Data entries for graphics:
[start]

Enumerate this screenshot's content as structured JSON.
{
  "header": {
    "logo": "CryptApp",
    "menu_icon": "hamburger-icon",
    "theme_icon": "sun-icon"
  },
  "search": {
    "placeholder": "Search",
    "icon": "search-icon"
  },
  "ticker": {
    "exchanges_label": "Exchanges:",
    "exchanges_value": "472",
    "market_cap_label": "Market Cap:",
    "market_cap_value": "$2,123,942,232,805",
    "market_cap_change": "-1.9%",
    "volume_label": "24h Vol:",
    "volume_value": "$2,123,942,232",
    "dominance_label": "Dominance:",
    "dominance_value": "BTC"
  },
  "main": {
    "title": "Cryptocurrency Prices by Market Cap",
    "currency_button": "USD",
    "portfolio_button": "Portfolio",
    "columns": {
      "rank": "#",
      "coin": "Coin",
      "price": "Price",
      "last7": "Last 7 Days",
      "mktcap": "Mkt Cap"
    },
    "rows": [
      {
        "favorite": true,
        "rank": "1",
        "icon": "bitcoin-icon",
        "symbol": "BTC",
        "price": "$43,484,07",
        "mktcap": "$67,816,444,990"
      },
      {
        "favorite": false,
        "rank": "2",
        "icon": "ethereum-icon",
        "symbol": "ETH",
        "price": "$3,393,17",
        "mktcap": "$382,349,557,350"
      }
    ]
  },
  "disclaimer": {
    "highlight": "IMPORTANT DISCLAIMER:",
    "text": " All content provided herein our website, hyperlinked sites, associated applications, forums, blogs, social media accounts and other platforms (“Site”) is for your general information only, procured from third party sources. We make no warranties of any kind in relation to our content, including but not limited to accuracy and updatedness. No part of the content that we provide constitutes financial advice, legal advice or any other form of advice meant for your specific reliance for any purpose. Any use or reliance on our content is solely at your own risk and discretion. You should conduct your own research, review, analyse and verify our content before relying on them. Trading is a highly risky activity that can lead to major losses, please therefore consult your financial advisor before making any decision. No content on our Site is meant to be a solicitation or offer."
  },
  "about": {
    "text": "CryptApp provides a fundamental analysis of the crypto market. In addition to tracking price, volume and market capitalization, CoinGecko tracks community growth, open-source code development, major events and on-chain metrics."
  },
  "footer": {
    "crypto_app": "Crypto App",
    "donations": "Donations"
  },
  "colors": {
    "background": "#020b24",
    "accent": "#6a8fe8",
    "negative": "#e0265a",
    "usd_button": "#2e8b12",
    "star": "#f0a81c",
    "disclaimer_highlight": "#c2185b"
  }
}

[end]

# The exercise
Copy each line of the data exactly, leaving nothing out.

# Task solution
Enumerate this screenshot's content as structured JSON.
{
  "header": {
    "logo": "CryptApp",
    "menu_icon": "hamburger-icon",
    "theme_icon": "sun-icon"
  },
  "search": {
    "placeholder": "Search",
    "icon": "search-icon"
  },
  "ticker": {
    "exchanges_label": "Exchanges:",
    "exchanges_value": "472",
    "market_cap_label": "Market Cap:",
    "market_cap_value": "$2,123,942,232,805",
    "market_cap_change": "-1.9%",
    "volume_label": "24h Vol:",
    "volume_value": "$2,123,942,232",
    "dominance_label": "Dominance:",
    "dominance_value": "BTC"
  },
  "main": {
    "title": "Cryptocurrency Prices by Market Cap",
    "currency_button": "USD",
    "portfolio_button": "Portfolio",
    "columns": {
      "rank": "#",
      "coin": "Coin",
      "price": "Price",
      "last7": "Last 7 Days",
      "mktcap": "Mkt Cap"
    },
    "rows": [
      {
        "favorite": true,
        "rank": "1",
        "icon": "bitcoin-icon",
        "symbol": "BTC",
        "price": "$43,484,07",
        "mktcap": "$67,816,444,990"
      },
      {
        "favorite": false,
        "rank": "2",
        "icon": "ethereum-icon",
        "symbol": "ETH",
        "price": "$3,393,17",
        "mktcap": "$382,349,557,350"
      }
    ]
  },
  "disclaimer": {
    "highlight": "IMPORTANT DISCLAIMER:",
    "text": " All content provided herein our website, hyperlinked sites, associated applications, forums, blogs, social media accounts and other platforms (“Site”) is for your general information only, procured from third party sources. We make no warranties of any kind in relation to our content, including but not limited to accuracy and updatedness. No part of the content that we provide constitutes financial advice, legal advice or any other form of advice meant for your specific reliance for any purpose. Any use or reliance on our content is solely at your own risk and discretion. You should conduct your own research, review, analyse and verify our content before relying on them. Trading is a highly risky activity that can lead to major losses, please therefore consult your financial advisor before making any decision. No content on our Site is meant to be a solicitation or offer."
  },
  "about": {
    "text": "CryptApp provides a fundamental analysis of the crypto market. In addition to tracking price, volume and market capitalization, CoinGecko tracks community growth, open-source code development, major events and on-chain metrics."
  },
  "footer": {
    "crypto_app": "Crypto App",
    "donations": "Donations"
  },
  "colors": {
    "background": "#020b24",
    "accent": "#6a8fe8",
    "negative": "#e0265a",
    "usd_button": "#2e8b12",
    "star": "#f0a81c",
    "disclaimer_highlight": "#c2185b"
  }
}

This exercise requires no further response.